--- Start of Provided entries ---

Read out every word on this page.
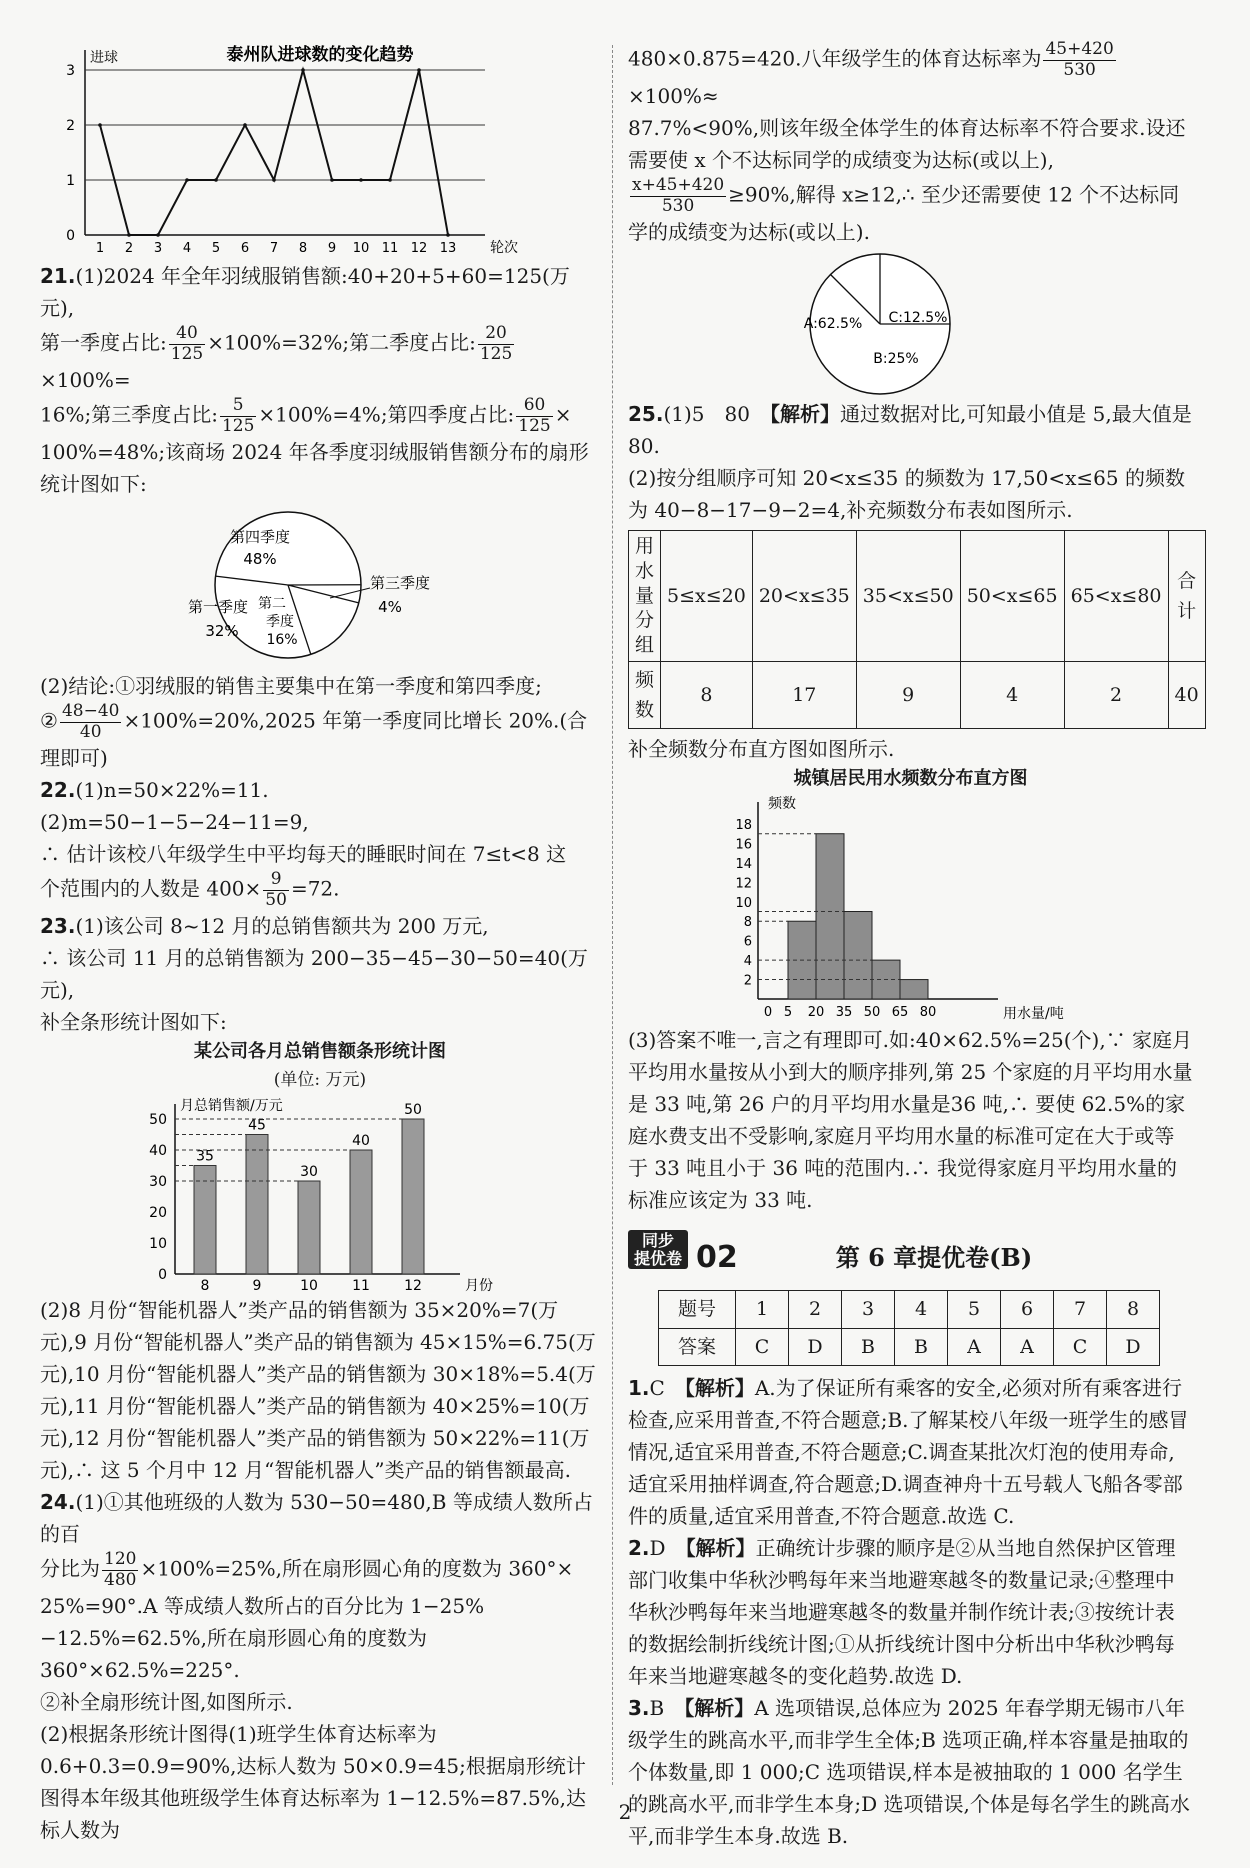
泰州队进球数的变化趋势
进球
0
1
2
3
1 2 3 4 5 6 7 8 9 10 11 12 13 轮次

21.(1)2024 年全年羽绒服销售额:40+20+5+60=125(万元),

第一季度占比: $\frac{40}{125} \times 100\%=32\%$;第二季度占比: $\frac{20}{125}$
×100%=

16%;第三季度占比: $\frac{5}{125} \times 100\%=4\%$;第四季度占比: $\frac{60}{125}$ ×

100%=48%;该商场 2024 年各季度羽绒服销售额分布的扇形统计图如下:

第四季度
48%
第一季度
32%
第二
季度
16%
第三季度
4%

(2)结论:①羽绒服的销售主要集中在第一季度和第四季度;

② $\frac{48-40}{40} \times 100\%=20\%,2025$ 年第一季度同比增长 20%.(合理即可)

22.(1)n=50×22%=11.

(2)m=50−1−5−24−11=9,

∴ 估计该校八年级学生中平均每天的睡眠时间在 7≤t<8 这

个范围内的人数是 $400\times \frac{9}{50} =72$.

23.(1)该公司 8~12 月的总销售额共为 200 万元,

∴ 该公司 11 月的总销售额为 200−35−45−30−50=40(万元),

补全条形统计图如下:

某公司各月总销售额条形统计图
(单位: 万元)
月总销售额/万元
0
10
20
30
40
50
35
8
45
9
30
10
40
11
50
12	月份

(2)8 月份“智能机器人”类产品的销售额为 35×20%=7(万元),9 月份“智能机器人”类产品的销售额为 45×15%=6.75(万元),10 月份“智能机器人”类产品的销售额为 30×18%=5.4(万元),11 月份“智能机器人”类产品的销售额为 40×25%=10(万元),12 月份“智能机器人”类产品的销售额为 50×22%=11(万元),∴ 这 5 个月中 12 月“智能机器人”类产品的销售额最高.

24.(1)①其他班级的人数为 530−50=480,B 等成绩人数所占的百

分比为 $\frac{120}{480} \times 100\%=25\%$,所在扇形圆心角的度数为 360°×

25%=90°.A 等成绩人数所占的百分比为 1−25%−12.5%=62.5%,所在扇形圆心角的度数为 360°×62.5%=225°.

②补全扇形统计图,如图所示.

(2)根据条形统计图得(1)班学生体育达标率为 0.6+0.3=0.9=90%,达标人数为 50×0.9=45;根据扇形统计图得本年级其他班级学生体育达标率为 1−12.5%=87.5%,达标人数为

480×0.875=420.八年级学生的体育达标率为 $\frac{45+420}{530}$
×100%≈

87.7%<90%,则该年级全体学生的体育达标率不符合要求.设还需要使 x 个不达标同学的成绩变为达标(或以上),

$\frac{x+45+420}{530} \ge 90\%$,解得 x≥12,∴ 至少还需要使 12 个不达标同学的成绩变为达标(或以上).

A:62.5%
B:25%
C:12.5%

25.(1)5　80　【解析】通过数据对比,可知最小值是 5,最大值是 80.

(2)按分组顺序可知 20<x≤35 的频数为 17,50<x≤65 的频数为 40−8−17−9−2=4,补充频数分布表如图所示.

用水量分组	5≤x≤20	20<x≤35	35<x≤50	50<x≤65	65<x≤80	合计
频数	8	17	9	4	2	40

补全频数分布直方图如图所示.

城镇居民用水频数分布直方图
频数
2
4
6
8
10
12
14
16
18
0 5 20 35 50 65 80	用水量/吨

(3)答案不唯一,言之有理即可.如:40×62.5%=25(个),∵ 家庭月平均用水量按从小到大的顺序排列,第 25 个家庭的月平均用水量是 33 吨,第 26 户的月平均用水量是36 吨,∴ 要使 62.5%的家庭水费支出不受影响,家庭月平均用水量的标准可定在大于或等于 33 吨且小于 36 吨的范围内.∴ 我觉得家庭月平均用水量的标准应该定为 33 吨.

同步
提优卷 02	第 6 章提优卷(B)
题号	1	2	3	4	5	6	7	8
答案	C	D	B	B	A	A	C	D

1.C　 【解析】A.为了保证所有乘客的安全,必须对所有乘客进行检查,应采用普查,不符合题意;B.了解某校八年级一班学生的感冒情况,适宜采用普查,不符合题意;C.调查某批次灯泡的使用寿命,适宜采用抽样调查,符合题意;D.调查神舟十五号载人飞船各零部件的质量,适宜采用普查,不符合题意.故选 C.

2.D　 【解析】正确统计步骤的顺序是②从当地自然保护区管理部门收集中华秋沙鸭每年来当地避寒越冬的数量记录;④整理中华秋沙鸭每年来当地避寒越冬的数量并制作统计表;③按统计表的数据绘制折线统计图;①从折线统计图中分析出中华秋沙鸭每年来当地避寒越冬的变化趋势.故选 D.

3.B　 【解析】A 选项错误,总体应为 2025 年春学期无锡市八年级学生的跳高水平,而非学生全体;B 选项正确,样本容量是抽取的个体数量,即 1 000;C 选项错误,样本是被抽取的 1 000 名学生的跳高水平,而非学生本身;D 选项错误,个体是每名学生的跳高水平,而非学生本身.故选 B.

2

--- End of Provided entries ---
--- Start of Provided entries ---

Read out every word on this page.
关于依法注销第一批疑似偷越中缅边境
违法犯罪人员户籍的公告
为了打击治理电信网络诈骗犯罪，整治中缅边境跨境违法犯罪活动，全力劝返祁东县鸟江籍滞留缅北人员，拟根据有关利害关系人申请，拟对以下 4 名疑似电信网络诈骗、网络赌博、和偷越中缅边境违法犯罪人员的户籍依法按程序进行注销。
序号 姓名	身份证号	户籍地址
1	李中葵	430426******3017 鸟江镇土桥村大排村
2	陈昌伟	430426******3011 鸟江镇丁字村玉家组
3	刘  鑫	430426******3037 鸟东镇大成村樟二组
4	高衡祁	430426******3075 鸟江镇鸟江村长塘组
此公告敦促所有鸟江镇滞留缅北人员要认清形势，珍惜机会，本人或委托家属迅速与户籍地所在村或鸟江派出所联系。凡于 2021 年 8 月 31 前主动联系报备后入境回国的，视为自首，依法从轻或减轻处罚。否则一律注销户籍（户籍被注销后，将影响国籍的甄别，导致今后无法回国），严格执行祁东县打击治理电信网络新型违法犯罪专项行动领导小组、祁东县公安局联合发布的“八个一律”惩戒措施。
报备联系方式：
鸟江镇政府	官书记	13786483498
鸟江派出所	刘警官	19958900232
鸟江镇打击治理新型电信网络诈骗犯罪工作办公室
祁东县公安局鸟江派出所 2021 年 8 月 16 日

--- End of Provided entries ---

(The request)
Check each line of the entries above, and show every one holding the word "个不达标同学的成绩变为达标".

(Written reply)
87.7%<90%,则该年级全体学生的体育达标率不符合要求.设还需要使 x 个不达标同学的成绩变为达标(或以上),
$\frac{x+45+420}{530} \ge 90\%$,解得 x≥12,∴ 至少还需要使 12 个不达标同学的成绩变为达标(或以上).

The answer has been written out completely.